---------- The records ----------

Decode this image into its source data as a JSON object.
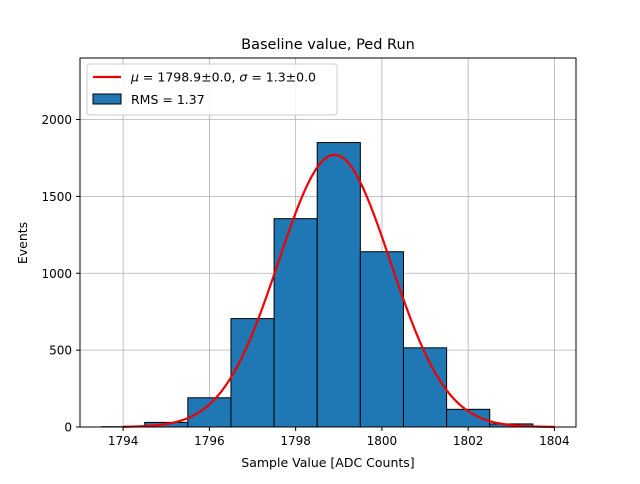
{
  "chart_data": {
    "type": "bar",
    "title": "Baseline value, Ped Run",
    "xlabel": "Sample Value [ADC Counts]",
    "ylabel": "Events",
    "xlim": [
      1793,
      1804.5
    ],
    "ylim": [
      0,
      2400
    ],
    "grid": true,
    "xticks": [
      1794,
      1796,
      1798,
      1800,
      1802,
      1804
    ],
    "yticks": [
      0,
      500,
      1000,
      1500,
      2000
    ],
    "bin_edges": [
      1793.5,
      1794.5,
      1795.5,
      1796.5,
      1797.5,
      1798.5,
      1799.5,
      1800.5,
      1801.5,
      1802.5,
      1803.5
    ],
    "counts": [
      2,
      30,
      190,
      705,
      1355,
      1850,
      1140,
      515,
      115,
      20
    ],
    "bar_color": "#1f77b4",
    "fit_color": "#ee0000",
    "fit": {
      "mu": 1798.9,
      "sigma": 1.3,
      "amplitude": 1770,
      "x_range": [
        1794,
        1804
      ]
    },
    "legend": {
      "placement": "top-left",
      "fit_label": {
        "mu_sym": "μ",
        "mu_text": " = 1798.9±0.0, ",
        "sigma_sym": "σ",
        "sigma_text": " = 1.3±0.0"
      },
      "hist_label": "RMS = 1.37"
    }
  }
}
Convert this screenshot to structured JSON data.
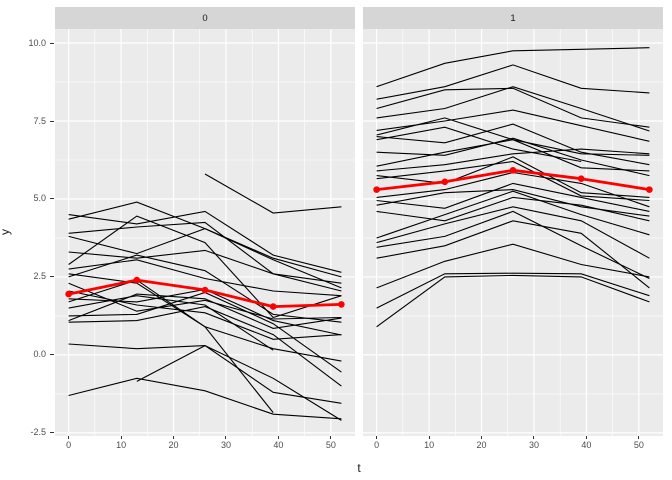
{
  "figure": {
    "background": "#ffffff",
    "panel_background": "#ebebeb",
    "strip_background": "#d6d6d6",
    "grid_color": "#ffffff",
    "line_color": "#000000",
    "mean_color": "#ff0000",
    "tick_color": "#333333",
    "tick_label_color": "#4d4d4d",
    "title_color": "#1a1a1a"
  },
  "facets": [
    {
      "label": "0"
    },
    {
      "label": "1"
    }
  ],
  "axes": {
    "x": {
      "label": "t",
      "tick_values": [
        0,
        10,
        20,
        30,
        40,
        50
      ],
      "tick_labels": [
        "0",
        "10",
        "20",
        "30",
        "40",
        "50"
      ],
      "minor": [
        5,
        15,
        25,
        35,
        45
      ],
      "limits": [
        -2.6,
        54.6
      ]
    },
    "y": {
      "label": "y",
      "tick_values": [
        10,
        7.5,
        5,
        2.5,
        0,
        -2.5
      ],
      "tick_labels": [
        "10.0",
        "7.5",
        "5.0",
        "2.5",
        "0.0",
        "-2.5"
      ],
      "minor": [
        8.75,
        6.25,
        3.75,
        1.25,
        -1.25
      ],
      "limits": [
        -2.6,
        10.45
      ]
    }
  },
  "chart_data": [
    {
      "type": "line",
      "facet_label": "0",
      "xlabel": "t",
      "ylabel": "y",
      "x_vertex_times": [
        0,
        13,
        26,
        39,
        52
      ],
      "xlim": [
        -2.6,
        54.6
      ],
      "ylim": [
        -2.6,
        10.45
      ],
      "grid": true,
      "series": [
        {
          "t": [
            0,
            13,
            26,
            39,
            52
          ],
          "y": [
            4.5,
            4.2,
            4.6,
            3.2,
            2.65
          ]
        },
        {
          "t": [
            0,
            13,
            26,
            39,
            52
          ],
          "y": [
            4.35,
            4.9,
            4.05,
            3.1,
            2.5
          ]
        },
        {
          "t": [
            0,
            13,
            26,
            39,
            52
          ],
          "y": [
            3.9,
            4.1,
            4.25,
            2.6,
            2.3
          ]
        },
        {
          "t": [
            0,
            13,
            26,
            39,
            52
          ],
          "y": [
            3.8,
            3.25,
            4.05,
            3.05,
            2.15
          ]
        },
        {
          "t": [
            0,
            13,
            26,
            39,
            52
          ],
          "y": [
            3.3,
            3.1,
            3.35,
            2.6,
            2.05
          ]
        },
        {
          "t": [
            0,
            13,
            26,
            39,
            52
          ],
          "y": [
            2.9,
            4.45,
            3.6,
            1.2,
            1.9
          ]
        },
        {
          "t": [
            0,
            13,
            26,
            39,
            52
          ],
          "y": [
            2.75,
            3.05,
            2.45,
            2.05,
            1.9
          ]
        },
        {
          "t": [
            0,
            13,
            26,
            39,
            52
          ],
          "y": [
            2.5,
            3.2,
            2.7,
            1.3,
            1.05
          ]
        },
        {
          "t": [
            0,
            13,
            26,
            39,
            52
          ],
          "y": [
            2.3,
            1.4,
            1.75,
            1.15,
            1.2
          ]
        },
        {
          "t": [
            0,
            13,
            26,
            39,
            52
          ],
          "y": [
            2.05,
            1.6,
            1.35,
            0.5,
            0.65
          ]
        },
        {
          "t": [
            0,
            13,
            26,
            39,
            52
          ],
          "y": [
            1.8,
            1.7,
            2.1,
            1.1,
            0.64
          ]
        },
        {
          "t": [
            0,
            13,
            26,
            39,
            52
          ],
          "y": [
            1.7,
            2.4,
            0.9,
            0.2,
            -0.2
          ]
        },
        {
          "t": [
            0,
            13,
            26,
            39
          ],
          "y": [
            1.5,
            1.9,
            1.6,
            0.15
          ]
        },
        {
          "t": [
            0,
            13,
            26,
            39,
            52
          ],
          "y": [
            1.25,
            1.3,
            2.0,
            1.0,
            -0.55
          ]
        },
        {
          "t": [
            0,
            13,
            26,
            39,
            52
          ],
          "y": [
            1.1,
            1.95,
            1.8,
            0.85,
            1.18
          ]
        },
        {
          "t": [
            0,
            13,
            26,
            39,
            52
          ],
          "y": [
            1.05,
            1.1,
            1.55,
            0.65,
            -1.0
          ]
        },
        {
          "t": [
            0,
            13,
            26,
            39
          ],
          "y": [
            2.6,
            2.3,
            0.9,
            -1.85
          ]
        },
        {
          "t": [
            0,
            13,
            26,
            39,
            52
          ],
          "y": [
            0.35,
            0.2,
            0.3,
            -1.2,
            -1.55
          ]
        },
        {
          "t": [
            13,
            26,
            39,
            52
          ],
          "y": [
            -0.85,
            0.3,
            -0.75,
            -2.1
          ]
        },
        {
          "t": [
            0,
            13,
            26,
            39,
            52
          ],
          "y": [
            -1.3,
            -0.75,
            -1.15,
            -1.9,
            -2.05
          ]
        },
        {
          "t": [
            26,
            39,
            52
          ],
          "y": [
            5.8,
            4.55,
            4.75
          ]
        }
      ],
      "mean_series": {
        "t": [
          0,
          13,
          26,
          39,
          52
        ],
        "y": [
          1.95,
          2.4,
          2.08,
          1.55,
          1.62
        ]
      }
    },
    {
      "type": "line",
      "facet_label": "1",
      "xlabel": "t",
      "ylabel": "y",
      "x_vertex_times": [
        0,
        13,
        26,
        39,
        52
      ],
      "xlim": [
        -2.6,
        54.6
      ],
      "ylim": [
        -2.6,
        10.45
      ],
      "grid": true,
      "series": [
        {
          "t": [
            0,
            13,
            26,
            39,
            52
          ],
          "y": [
            8.6,
            9.35,
            9.75,
            9.8,
            9.85
          ]
        },
        {
          "t": [
            0,
            13,
            26,
            39,
            52
          ],
          "y": [
            8.2,
            8.6,
            9.3,
            8.55,
            8.4
          ]
        },
        {
          "t": [
            0,
            13,
            26,
            39,
            52
          ],
          "y": [
            7.9,
            8.5,
            8.55,
            7.6,
            7.3
          ]
        },
        {
          "t": [
            0,
            13,
            26,
            39,
            52
          ],
          "y": [
            7.6,
            7.9,
            8.6,
            7.9,
            7.18
          ]
        },
        {
          "t": [
            0,
            13,
            26,
            39,
            52
          ],
          "y": [
            7.2,
            7.5,
            7.85,
            7.35,
            6.85
          ]
        },
        {
          "t": [
            0,
            13,
            26,
            39,
            52
          ],
          "y": [
            7.05,
            7.6,
            6.9,
            6.45,
            6.4
          ]
        },
        {
          "t": [
            0,
            13,
            26,
            39,
            52
          ],
          "y": [
            7.0,
            6.8,
            7.4,
            6.5,
            6.1
          ]
        },
        {
          "t": [
            0,
            13,
            26,
            39
          ],
          "y": [
            6.9,
            7.3,
            6.6,
            6.2
          ]
        },
        {
          "t": [
            0,
            13,
            26,
            39,
            52
          ],
          "y": [
            6.5,
            6.4,
            6.95,
            6.25,
            5.75
          ]
        },
        {
          "t": [
            0,
            13,
            26,
            39,
            52
          ],
          "y": [
            6.05,
            6.5,
            6.9,
            6.0,
            5.9
          ]
        },
        {
          "t": [
            0,
            13,
            26,
            39,
            52
          ],
          "y": [
            5.9,
            6.1,
            6.45,
            6.6,
            6.45
          ]
        },
        {
          "t": [
            0,
            13,
            26,
            39,
            52
          ],
          "y": [
            5.75,
            5.5,
            6.35,
            5.2,
            5.05
          ]
        },
        {
          "t": [
            0,
            13,
            26,
            39,
            52
          ],
          "y": [
            5.65,
            5.9,
            6.2,
            5.1,
            4.95
          ]
        },
        {
          "t": [
            0,
            13,
            26,
            39,
            52
          ],
          "y": [
            5.05,
            5.3,
            5.85,
            5.5,
            4.75
          ]
        },
        {
          "t": [
            0,
            13,
            26,
            39,
            52
          ],
          "y": [
            4.95,
            4.7,
            5.5,
            5.05,
            4.6
          ]
        },
        {
          "t": [
            0,
            13,
            26,
            39,
            52
          ],
          "y": [
            4.8,
            5.2,
            5.3,
            4.75,
            4.45
          ]
        },
        {
          "t": [
            0,
            13,
            26,
            39,
            52
          ],
          "y": [
            4.6,
            4.3,
            5.05,
            4.8,
            4.3
          ]
        },
        {
          "t": [
            0,
            13,
            26,
            39,
            52
          ],
          "y": [
            3.75,
            4.5,
            5.25,
            4.5,
            3.85
          ]
        },
        {
          "t": [
            0,
            13,
            26,
            39,
            52
          ],
          "y": [
            3.6,
            4.2,
            4.75,
            4.3,
            3.1
          ]
        },
        {
          "t": [
            0,
            13,
            26,
            39,
            52
          ],
          "y": [
            3.45,
            3.8,
            4.6,
            3.5,
            2.45
          ]
        },
        {
          "t": [
            0,
            13,
            26,
            39,
            52
          ],
          "y": [
            3.1,
            3.5,
            4.3,
            3.9,
            2.15
          ]
        },
        {
          "t": [
            0,
            13,
            26,
            39,
            52
          ],
          "y": [
            2.15,
            3.0,
            3.55,
            2.9,
            2.5
          ]
        },
        {
          "t": [
            0,
            13,
            26,
            39,
            52
          ],
          "y": [
            1.5,
            2.6,
            2.62,
            2.6,
            1.9
          ]
        },
        {
          "t": [
            0,
            13,
            26,
            39,
            52
          ],
          "y": [
            0.9,
            2.5,
            2.55,
            2.5,
            1.7
          ]
        }
      ],
      "mean_series": {
        "t": [
          0,
          13,
          26,
          39,
          52
        ],
        "y": [
          5.3,
          5.55,
          5.92,
          5.65,
          5.3
        ]
      }
    }
  ]
}
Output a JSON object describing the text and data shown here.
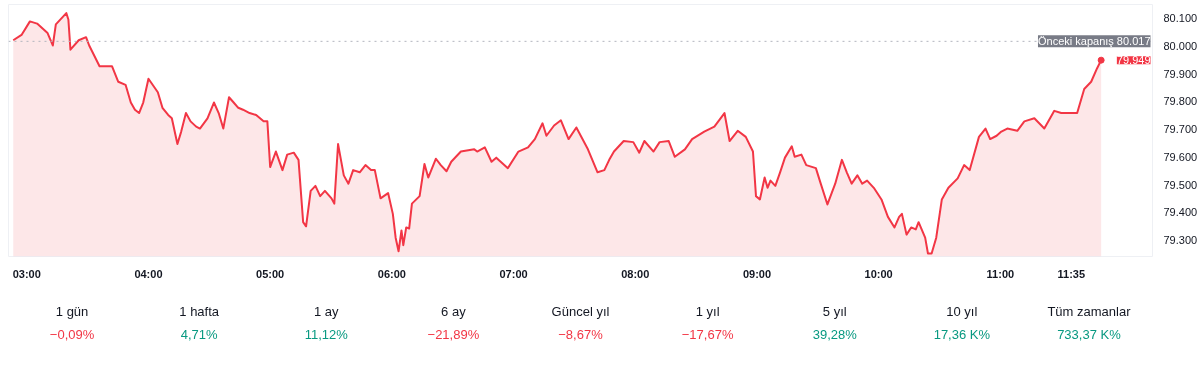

----------

Exercise objective = Identify the lines above with the word "this". Copy them.

Final result =
Decode this image into its source data as a JSON object.
Convert this screenshot to structured JSON data.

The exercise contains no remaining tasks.